[Begin RAW DATA]
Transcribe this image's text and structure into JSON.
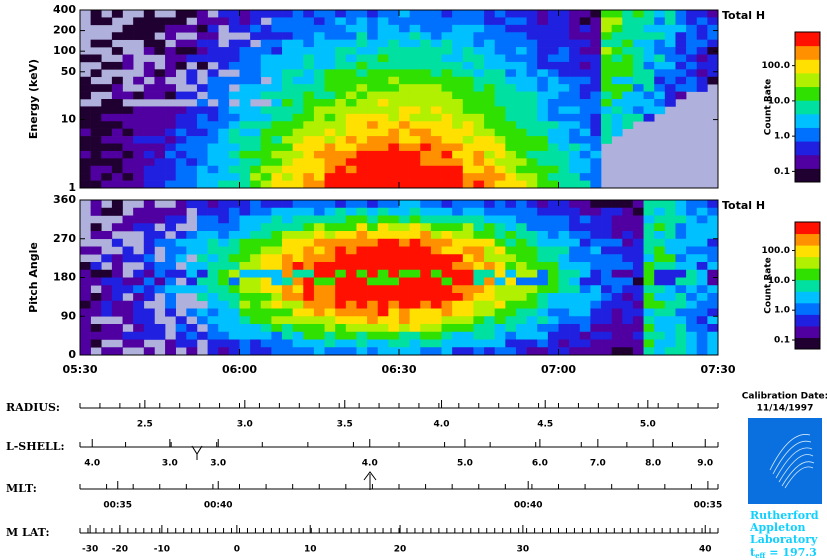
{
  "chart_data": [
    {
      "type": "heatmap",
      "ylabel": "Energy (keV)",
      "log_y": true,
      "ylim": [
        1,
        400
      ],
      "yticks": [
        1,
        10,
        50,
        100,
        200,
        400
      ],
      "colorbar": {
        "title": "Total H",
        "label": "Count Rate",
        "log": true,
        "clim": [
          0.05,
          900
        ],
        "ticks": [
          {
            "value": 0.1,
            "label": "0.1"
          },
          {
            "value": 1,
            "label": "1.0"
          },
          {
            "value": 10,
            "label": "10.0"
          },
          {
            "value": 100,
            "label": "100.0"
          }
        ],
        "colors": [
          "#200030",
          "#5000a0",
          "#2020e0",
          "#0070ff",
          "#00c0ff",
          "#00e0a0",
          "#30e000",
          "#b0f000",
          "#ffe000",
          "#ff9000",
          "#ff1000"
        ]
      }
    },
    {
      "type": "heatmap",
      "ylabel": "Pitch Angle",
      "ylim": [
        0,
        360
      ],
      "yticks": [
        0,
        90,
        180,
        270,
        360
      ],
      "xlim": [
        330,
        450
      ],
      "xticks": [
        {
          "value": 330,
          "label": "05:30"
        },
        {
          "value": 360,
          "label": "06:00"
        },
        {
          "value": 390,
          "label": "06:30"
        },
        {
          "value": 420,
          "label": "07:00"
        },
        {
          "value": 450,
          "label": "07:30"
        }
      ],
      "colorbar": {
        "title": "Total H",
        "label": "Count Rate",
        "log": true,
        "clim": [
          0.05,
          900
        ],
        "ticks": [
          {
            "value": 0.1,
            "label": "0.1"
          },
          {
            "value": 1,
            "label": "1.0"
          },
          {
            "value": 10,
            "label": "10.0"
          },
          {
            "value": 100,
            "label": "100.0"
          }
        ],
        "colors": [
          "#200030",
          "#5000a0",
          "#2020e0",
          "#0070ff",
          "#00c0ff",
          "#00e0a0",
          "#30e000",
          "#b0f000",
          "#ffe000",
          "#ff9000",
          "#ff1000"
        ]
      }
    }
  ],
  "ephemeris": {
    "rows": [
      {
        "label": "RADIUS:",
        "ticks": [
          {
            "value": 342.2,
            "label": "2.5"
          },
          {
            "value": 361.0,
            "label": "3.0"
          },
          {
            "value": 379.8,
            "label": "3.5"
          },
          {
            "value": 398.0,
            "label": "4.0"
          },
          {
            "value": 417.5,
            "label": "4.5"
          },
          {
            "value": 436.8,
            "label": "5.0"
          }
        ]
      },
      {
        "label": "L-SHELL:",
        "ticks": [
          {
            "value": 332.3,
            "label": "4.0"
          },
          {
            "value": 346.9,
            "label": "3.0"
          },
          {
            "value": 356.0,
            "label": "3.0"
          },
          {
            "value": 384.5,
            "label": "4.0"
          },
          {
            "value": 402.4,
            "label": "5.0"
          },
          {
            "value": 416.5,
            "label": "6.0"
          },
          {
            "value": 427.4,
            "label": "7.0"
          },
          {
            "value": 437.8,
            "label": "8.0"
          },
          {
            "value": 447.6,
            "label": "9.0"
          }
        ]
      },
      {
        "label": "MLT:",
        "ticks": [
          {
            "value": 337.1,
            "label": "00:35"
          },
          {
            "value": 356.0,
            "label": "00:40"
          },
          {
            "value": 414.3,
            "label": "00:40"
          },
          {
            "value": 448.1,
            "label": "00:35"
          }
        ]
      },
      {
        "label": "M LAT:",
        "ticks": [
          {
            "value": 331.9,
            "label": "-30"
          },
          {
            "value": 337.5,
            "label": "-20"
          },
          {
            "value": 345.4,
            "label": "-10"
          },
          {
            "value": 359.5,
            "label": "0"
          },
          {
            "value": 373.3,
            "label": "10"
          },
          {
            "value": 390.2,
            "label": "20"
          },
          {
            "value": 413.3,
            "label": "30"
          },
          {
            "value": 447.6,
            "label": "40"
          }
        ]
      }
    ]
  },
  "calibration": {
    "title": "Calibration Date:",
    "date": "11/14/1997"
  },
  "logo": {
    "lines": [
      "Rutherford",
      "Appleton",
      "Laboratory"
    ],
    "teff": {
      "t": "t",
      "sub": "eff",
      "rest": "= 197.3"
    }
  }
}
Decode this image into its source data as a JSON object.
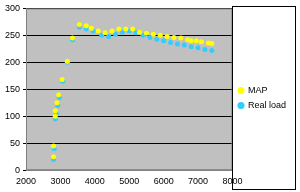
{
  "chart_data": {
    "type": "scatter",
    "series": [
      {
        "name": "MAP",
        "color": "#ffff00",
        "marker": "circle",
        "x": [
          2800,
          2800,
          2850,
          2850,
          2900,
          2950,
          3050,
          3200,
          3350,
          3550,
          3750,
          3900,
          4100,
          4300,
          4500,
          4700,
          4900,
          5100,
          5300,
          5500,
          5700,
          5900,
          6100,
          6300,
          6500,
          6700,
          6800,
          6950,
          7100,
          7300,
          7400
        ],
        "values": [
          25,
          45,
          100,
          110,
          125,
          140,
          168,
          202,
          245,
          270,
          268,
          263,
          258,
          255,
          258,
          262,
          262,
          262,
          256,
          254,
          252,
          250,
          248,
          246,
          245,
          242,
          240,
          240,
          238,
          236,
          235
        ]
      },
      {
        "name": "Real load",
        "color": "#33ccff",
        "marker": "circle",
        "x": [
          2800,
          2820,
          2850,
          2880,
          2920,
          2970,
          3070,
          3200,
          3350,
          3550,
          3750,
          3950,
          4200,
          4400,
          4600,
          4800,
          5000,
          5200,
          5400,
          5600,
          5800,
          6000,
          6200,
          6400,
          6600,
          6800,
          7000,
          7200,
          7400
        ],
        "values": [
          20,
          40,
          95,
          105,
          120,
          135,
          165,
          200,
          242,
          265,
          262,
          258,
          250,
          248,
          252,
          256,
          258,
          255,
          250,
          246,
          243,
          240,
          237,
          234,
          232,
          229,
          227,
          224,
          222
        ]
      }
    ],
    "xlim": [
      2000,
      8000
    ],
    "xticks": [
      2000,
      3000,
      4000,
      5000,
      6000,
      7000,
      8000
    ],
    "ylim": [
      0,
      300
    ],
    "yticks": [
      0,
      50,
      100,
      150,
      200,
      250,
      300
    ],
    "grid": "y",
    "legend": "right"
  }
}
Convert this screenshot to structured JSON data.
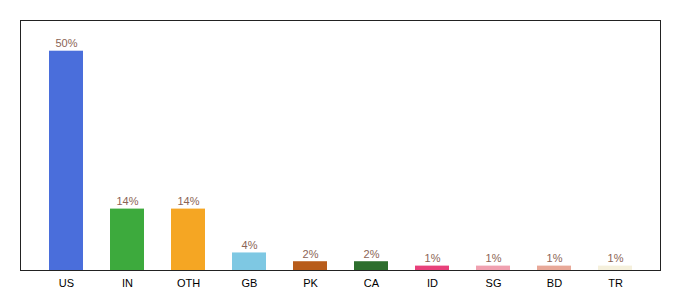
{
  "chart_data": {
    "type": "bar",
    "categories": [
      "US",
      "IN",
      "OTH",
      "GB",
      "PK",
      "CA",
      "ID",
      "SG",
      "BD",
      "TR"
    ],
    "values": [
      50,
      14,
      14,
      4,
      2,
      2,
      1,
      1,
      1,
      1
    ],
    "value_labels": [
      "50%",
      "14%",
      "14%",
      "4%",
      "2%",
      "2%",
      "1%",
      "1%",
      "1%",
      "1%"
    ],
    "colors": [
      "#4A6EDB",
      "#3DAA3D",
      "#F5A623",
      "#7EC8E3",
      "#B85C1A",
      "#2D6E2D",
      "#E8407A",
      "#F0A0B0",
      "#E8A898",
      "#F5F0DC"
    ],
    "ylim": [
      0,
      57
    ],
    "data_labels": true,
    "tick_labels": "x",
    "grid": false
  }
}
[End RAW DATA]
### GIVEN REQUEST
Your job is to transcribe the entries above exactly; skip the pictures.

### REPLY TO THE TASK
Transcribe this image's text and structure into JSON.
{
  "chart_data": [
    {
      "type": "heatmap",
      "ylabel": "Energy (keV)",
      "log_y": true,
      "ylim": [
        1,
        400
      ],
      "yticks": [
        1,
        10,
        50,
        100,
        200,
        400
      ],
      "colorbar": {
        "title": "Total H",
        "label": "Count Rate",
        "log": true,
        "clim": [
          0.05,
          900
        ],
        "ticks": [
          {
            "value": 0.1,
            "label": "0.1"
          },
          {
            "value": 1,
            "label": "1.0"
          },
          {
            "value": 10,
            "label": "10.0"
          },
          {
            "value": 100,
            "label": "100.0"
          }
        ],
        "colors": [
          "#200030",
          "#5000a0",
          "#2020e0",
          "#0070ff",
          "#00c0ff",
          "#00e0a0",
          "#30e000",
          "#b0f000",
          "#ffe000",
          "#ff9000",
          "#ff1000"
        ]
      }
    },
    {
      "type": "heatmap",
      "ylabel": "Pitch Angle",
      "ylim": [
        0,
        360
      ],
      "yticks": [
        0,
        90,
        180,
        270,
        360
      ],
      "xlim": [
        330,
        450
      ],
      "xticks": [
        {
          "value": 330,
          "label": "05:30"
        },
        {
          "value": 360,
          "label": "06:00"
        },
        {
          "value": 390,
          "label": "06:30"
        },
        {
          "value": 420,
          "label": "07:00"
        },
        {
          "value": 450,
          "label": "07:30"
        }
      ],
      "colorbar": {
        "title": "Total H",
        "label": "Count Rate",
        "log": true,
        "clim": [
          0.05,
          900
        ],
        "ticks": [
          {
            "value": 0.1,
            "label": "0.1"
          },
          {
            "value": 1,
            "label": "1.0"
          },
          {
            "value": 10,
            "label": "10.0"
          },
          {
            "value": 100,
            "label": "100.0"
          }
        ],
        "colors": [
          "#200030",
          "#5000a0",
          "#2020e0",
          "#0070ff",
          "#00c0ff",
          "#00e0a0",
          "#30e000",
          "#b0f000",
          "#ffe000",
          "#ff9000",
          "#ff1000"
        ]
      }
    }
  ],
  "ephemeris": {
    "rows": [
      {
        "label": "RADIUS:",
        "ticks": [
          {
            "value": 342.2,
            "label": "2.5"
          },
          {
            "value": 361.0,
            "label": "3.0"
          },
          {
            "value": 379.8,
            "label": "3.5"
          },
          {
            "value": 398.0,
            "label": "4.0"
          },
          {
            "value": 417.5,
            "label": "4.5"
          },
          {
            "value": 436.8,
            "label": "5.0"
          }
        ]
      },
      {
        "label": "L-SHELL:",
        "ticks": [
          {
            "value": 332.3,
            "label": "4.0"
          },
          {
            "value": 346.9,
            "label": "3.0"
          },
          {
            "value": 356.0,
            "label": "3.0"
          },
          {
            "value": 384.5,
            "label": "4.0"
          },
          {
            "value": 402.4,
            "label": "5.0"
          },
          {
            "value": 416.5,
            "label": "6.0"
          },
          {
            "value": 427.4,
            "label": "7.0"
          },
          {
            "value": 437.8,
            "label": "8.0"
          },
          {
            "value": 447.6,
            "label": "9.0"
          }
        ]
      },
      {
        "label": "MLT:",
        "ticks": [
          {
            "value": 337.1,
            "label": "00:35"
          },
          {
            "value": 356.0,
            "label": "00:40"
          },
          {
            "value": 414.3,
            "label": "00:40"
          },
          {
            "value": 448.1,
            "label": "00:35"
          }
        ]
      },
      {
        "label": "M LAT:",
        "ticks": [
          {
            "value": 331.9,
            "label": "-30"
          },
          {
            "value": 337.5,
            "label": "-20"
          },
          {
            "value": 345.4,
            "label": "-10"
          },
          {
            "value": 359.5,
            "label": "0"
          },
          {
            "value": 373.3,
            "label": "10"
          },
          {
            "value": 390.2,
            "label": "20"
          },
          {
            "value": 413.3,
            "label": "30"
          },
          {
            "value": 447.6,
            "label": "40"
          }
        ]
      }
    ]
  },
  "calibration": {
    "title": "Calibration Date:",
    "date": "11/14/1997"
  },
  "logo": {
    "lines": [
      "Rutherford",
      "Appleton",
      "Laboratory"
    ],
    "teff": {
      "t": "t",
      "sub": "eff",
      "rest": "= 197.3"
    }
  }
}
Decode this image into its source data as a JSON object.
{
  "chart_data": {
    "type": "scatter",
    "series": [
      {
        "name": "MAP",
        "color": "#ffff00",
        "marker": "circle",
        "x": [
          2800,
          2800,
          2850,
          2850,
          2900,
          2950,
          3050,
          3200,
          3350,
          3550,
          3750,
          3900,
          4100,
          4300,
          4500,
          4700,
          4900,
          5100,
          5300,
          5500,
          5700,
          5900,
          6100,
          6300,
          6500,
          6700,
          6800,
          6950,
          7100,
          7300,
          7400
        ],
        "values": [
          25,
          45,
          100,
          110,
          125,
          140,
          168,
          202,
          245,
          270,
          268,
          263,
          258,
          255,
          258,
          262,
          262,
          262,
          256,
          254,
          252,
          250,
          248,
          246,
          245,
          242,
          240,
          240,
          238,
          236,
          235
        ]
      },
      {
        "name": "Real load",
        "color": "#33ccff",
        "marker": "circle",
        "x": [
          2800,
          2820,
          2850,
          2880,
          2920,
          2970,
          3070,
          3200,
          3350,
          3550,
          3750,
          3950,
          4200,
          4400,
          4600,
          4800,
          5000,
          5200,
          5400,
          5600,
          5800,
          6000,
          6200,
          6400,
          6600,
          6800,
          7000,
          7200,
          7400
        ],
        "values": [
          20,
          40,
          95,
          105,
          120,
          135,
          165,
          200,
          242,
          265,
          262,
          258,
          250,
          248,
          252,
          256,
          258,
          255,
          250,
          246,
          243,
          240,
          237,
          234,
          232,
          229,
          227,
          224,
          222
        ]
      }
    ],
    "xlim": [
      2000,
      8000
    ],
    "xticks": [
      2000,
      3000,
      4000,
      5000,
      6000,
      7000,
      8000
    ],
    "ylim": [
      0,
      300
    ],
    "yticks": [
      0,
      50,
      100,
      150,
      200,
      250,
      300
    ],
    "grid": "y",
    "legend": "right"
  }
}
Convert this screenshot to structured JSON data.
{
  "chart_data": {
    "type": "bar",
    "categories": [
      "US",
      "IN",
      "OTH",
      "GB",
      "PK",
      "CA",
      "ID",
      "SG",
      "BD",
      "TR"
    ],
    "values": [
      50,
      14,
      14,
      4,
      2,
      2,
      1,
      1,
      1,
      1
    ],
    "value_labels": [
      "50%",
      "14%",
      "14%",
      "4%",
      "2%",
      "2%",
      "1%",
      "1%",
      "1%",
      "1%"
    ],
    "colors": [
      "#4A6EDB",
      "#3DAA3D",
      "#F5A623",
      "#7EC8E3",
      "#B85C1A",
      "#2D6E2D",
      "#E8407A",
      "#F0A0B0",
      "#E8A898",
      "#F5F0DC"
    ],
    "ylim": [
      0,
      57
    ],
    "data_labels": true,
    "tick_labels": "x",
    "grid": false
  }
}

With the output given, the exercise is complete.